■ What the exercise asks ■
Transcribe all of the records precisely as they are presented.

[Stored dataset items]
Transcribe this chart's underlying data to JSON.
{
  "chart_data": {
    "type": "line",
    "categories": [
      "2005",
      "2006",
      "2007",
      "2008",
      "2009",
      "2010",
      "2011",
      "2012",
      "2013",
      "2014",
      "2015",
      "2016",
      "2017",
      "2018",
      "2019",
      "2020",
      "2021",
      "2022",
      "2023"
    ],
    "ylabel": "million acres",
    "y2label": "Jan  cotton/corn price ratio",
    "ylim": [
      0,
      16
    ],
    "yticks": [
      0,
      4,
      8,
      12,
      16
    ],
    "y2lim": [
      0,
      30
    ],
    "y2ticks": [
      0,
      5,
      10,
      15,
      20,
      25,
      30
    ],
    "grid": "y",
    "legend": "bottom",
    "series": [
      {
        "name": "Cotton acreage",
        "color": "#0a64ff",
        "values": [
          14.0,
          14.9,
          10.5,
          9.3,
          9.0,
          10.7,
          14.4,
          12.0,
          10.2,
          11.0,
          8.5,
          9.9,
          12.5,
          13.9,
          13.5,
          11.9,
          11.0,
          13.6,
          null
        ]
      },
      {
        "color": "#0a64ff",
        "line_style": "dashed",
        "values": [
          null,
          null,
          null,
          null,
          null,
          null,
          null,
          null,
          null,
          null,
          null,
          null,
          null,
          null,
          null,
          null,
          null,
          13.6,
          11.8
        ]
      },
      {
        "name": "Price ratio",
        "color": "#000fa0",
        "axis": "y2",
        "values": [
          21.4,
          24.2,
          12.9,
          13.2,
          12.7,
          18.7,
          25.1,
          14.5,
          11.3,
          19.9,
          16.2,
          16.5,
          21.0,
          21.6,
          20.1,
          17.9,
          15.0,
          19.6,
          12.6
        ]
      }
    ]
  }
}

■ Correct output ■
Transcribe this chart's underlying data to JSON.
{
  "chart_data": {
    "type": "line",
    "categories": [
      "2005",
      "2006",
      "2007",
      "2008",
      "2009",
      "2010",
      "2011",
      "2012",
      "2013",
      "2014",
      "2015",
      "2016",
      "2017",
      "2018",
      "2019",
      "2020",
      "2021",
      "2022",
      "2023"
    ],
    "ylabel": "million acres",
    "y2label": "Jan  cotton/corn price ratio",
    "ylim": [
      0,
      16
    ],
    "yticks": [
      0,
      4,
      8,
      12,
      16
    ],
    "y2lim": [
      0,
      30
    ],
    "y2ticks": [
      0,
      5,
      10,
      15,
      20,
      25,
      30
    ],
    "grid": "y",
    "legend": "bottom",
    "series": [
      {
        "name": "Cotton acreage",
        "color": "#0a64ff",
        "values": [
          14.0,
          14.9,
          10.5,
          9.3,
          9.0,
          10.7,
          14.4,
          12.0,
          10.2,
          11.0,
          8.5,
          9.9,
          12.5,
          13.9,
          13.5,
          11.9,
          11.0,
          13.6,
          null
        ]
      },
      {
        "color": "#0a64ff",
        "line_style": "dashed",
        "values": [
          null,
          null,
          null,
          null,
          null,
          null,
          null,
          null,
          null,
          null,
          null,
          null,
          null,
          null,
          null,
          null,
          null,
          13.6,
          11.8
        ]
      },
      {
        "name": "Price ratio",
        "color": "#000fa0",
        "axis": "y2",
        "values": [
          21.4,
          24.2,
          12.9,
          13.2,
          12.7,
          18.7,
          25.1,
          14.5,
          11.3,
          19.9,
          16.2,
          16.5,
          21.0,
          21.6,
          20.1,
          17.9,
          15.0,
          19.6,
          12.6
        ]
      }
    ]
  }
}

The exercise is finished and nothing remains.